> _ENTRIES SHOWN_
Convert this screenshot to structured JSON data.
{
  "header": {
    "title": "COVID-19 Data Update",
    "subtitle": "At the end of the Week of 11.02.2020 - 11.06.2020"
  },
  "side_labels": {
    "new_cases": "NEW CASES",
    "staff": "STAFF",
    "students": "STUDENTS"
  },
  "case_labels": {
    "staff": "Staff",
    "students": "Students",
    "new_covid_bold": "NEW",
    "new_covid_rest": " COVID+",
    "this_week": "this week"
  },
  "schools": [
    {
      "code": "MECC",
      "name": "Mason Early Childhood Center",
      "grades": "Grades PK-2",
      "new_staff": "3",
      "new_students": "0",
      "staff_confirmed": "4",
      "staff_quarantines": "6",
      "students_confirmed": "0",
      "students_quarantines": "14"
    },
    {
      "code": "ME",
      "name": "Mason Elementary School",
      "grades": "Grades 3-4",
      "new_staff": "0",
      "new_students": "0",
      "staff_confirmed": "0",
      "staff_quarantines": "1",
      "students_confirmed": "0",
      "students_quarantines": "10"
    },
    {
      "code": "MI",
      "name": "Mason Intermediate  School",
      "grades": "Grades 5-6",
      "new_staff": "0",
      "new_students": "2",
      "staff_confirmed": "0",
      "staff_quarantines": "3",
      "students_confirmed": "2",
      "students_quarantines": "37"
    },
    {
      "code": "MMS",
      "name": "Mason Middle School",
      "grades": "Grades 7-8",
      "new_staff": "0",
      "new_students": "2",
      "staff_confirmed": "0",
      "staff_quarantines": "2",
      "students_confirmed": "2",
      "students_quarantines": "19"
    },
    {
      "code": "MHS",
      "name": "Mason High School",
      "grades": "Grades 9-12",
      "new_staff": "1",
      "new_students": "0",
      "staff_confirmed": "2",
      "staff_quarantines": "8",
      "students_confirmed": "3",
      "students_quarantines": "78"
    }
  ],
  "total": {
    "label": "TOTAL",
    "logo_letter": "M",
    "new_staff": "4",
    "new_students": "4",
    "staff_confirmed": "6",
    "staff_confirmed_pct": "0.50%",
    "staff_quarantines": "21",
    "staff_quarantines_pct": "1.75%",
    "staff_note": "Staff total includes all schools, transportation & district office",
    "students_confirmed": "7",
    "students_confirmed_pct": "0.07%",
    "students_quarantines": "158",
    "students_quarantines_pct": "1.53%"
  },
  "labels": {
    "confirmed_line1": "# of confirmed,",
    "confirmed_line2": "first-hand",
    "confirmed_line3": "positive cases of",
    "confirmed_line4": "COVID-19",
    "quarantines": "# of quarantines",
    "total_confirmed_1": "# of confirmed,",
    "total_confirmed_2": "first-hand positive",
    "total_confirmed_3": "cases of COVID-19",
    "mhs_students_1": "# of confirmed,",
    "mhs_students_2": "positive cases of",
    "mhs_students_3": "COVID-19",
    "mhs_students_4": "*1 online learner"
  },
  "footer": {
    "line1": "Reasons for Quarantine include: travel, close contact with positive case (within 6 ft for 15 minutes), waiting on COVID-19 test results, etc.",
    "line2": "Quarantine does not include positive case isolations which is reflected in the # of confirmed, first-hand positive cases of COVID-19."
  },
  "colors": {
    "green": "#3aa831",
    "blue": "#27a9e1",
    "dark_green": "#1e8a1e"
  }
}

> _THE EXERCISE_
Restate each of the entries above verbatim.

> _THE SOLUTION_
Convert this screenshot to structured JSON data.
{
  "header": {
    "title": "COVID-19 Data Update",
    "subtitle": "At the end of the Week of 11.02.2020 - 11.06.2020"
  },
  "side_labels": {
    "new_cases": "NEW CASES",
    "staff": "STAFF",
    "students": "STUDENTS"
  },
  "case_labels": {
    "staff": "Staff",
    "students": "Students",
    "new_covid_bold": "NEW",
    "new_covid_rest": " COVID+",
    "this_week": "this week"
  },
  "schools": [
    {
      "code": "MECC",
      "name": "Mason Early Childhood Center",
      "grades": "Grades PK-2",
      "new_staff": "3",
      "new_students": "0",
      "staff_confirmed": "4",
      "staff_quarantines": "6",
      "students_confirmed": "0",
      "students_quarantines": "14"
    },
    {
      "code": "ME",
      "name": "Mason Elementary School",
      "grades": "Grades 3-4",
      "new_staff": "0",
      "new_students": "0",
      "staff_confirmed": "0",
      "staff_quarantines": "1",
      "students_confirmed": "0",
      "students_quarantines": "10"
    },
    {
      "code": "MI",
      "name": "Mason Intermediate  School",
      "grades": "Grades 5-6",
      "new_staff": "0",
      "new_students": "2",
      "staff_confirmed": "0",
      "staff_quarantines": "3",
      "students_confirmed": "2",
      "students_quarantines": "37"
    },
    {
      "code": "MMS",
      "name": "Mason Middle School",
      "grades": "Grades 7-8",
      "new_staff": "0",
      "new_students": "2",
      "staff_confirmed": "0",
      "staff_quarantines": "2",
      "students_confirmed": "2",
      "students_quarantines": "19"
    },
    {
      "code": "MHS",
      "name": "Mason High School",
      "grades": "Grades 9-12",
      "new_staff": "1",
      "new_students": "0",
      "staff_confirmed": "2",
      "staff_quarantines": "8",
      "students_confirmed": "3",
      "students_quarantines": "78"
    }
  ],
  "total": {
    "label": "TOTAL",
    "logo_letter": "M",
    "new_staff": "4",
    "new_students": "4",
    "staff_confirmed": "6",
    "staff_confirmed_pct": "0.50%",
    "staff_quarantines": "21",
    "staff_quarantines_pct": "1.75%",
    "staff_note": "Staff total includes all schools, transportation & district office",
    "students_confirmed": "7",
    "students_confirmed_pct": "0.07%",
    "students_quarantines": "158",
    "students_quarantines_pct": "1.53%"
  },
  "labels": {
    "confirmed_line1": "# of confirmed,",
    "confirmed_line2": "first-hand",
    "confirmed_line3": "positive cases of",
    "confirmed_line4": "COVID-19",
    "quarantines": "# of quarantines",
    "total_confirmed_1": "# of confirmed,",
    "total_confirmed_2": "first-hand positive",
    "total_confirmed_3": "cases of COVID-19",
    "mhs_students_1": "# of confirmed,",
    "mhs_students_2": "positive cases of",
    "mhs_students_3": "COVID-19",
    "mhs_students_4": "*1 online learner"
  },
  "footer": {
    "line1": "Reasons for Quarantine include: travel, close contact with positive case (within 6 ft for 15 minutes), waiting on COVID-19 test results, etc.",
    "line2": "Quarantine does not include positive case isolations which is reflected in the # of confirmed, first-hand positive cases of COVID-19."
  },
  "colors": {
    "green": "#3aa831",
    "blue": "#27a9e1",
    "dark_green": "#1e8a1e"
  }
}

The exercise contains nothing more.